→ **TASK DETAILS**
Give the number of lines in the data below that contain "issues", with no other words.

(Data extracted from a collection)
· · · ·

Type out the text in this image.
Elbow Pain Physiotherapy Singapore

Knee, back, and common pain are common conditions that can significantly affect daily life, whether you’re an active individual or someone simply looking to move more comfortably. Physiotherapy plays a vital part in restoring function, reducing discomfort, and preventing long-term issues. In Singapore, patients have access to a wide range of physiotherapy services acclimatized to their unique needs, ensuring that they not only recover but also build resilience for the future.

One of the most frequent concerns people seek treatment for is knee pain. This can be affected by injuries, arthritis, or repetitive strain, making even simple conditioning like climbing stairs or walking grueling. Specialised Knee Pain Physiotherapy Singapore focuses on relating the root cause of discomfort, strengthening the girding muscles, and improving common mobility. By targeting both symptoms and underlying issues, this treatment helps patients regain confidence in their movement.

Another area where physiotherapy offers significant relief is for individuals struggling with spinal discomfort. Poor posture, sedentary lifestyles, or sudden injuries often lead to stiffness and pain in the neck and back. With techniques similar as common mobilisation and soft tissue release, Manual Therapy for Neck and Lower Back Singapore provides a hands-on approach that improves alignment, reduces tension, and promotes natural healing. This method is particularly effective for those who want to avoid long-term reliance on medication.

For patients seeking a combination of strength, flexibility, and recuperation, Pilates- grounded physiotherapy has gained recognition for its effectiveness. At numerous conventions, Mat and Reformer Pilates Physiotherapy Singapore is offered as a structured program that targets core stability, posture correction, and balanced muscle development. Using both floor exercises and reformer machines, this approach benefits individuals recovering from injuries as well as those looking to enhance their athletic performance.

· · · ·

→ **ANSWER TO THIS PROBLEM**
2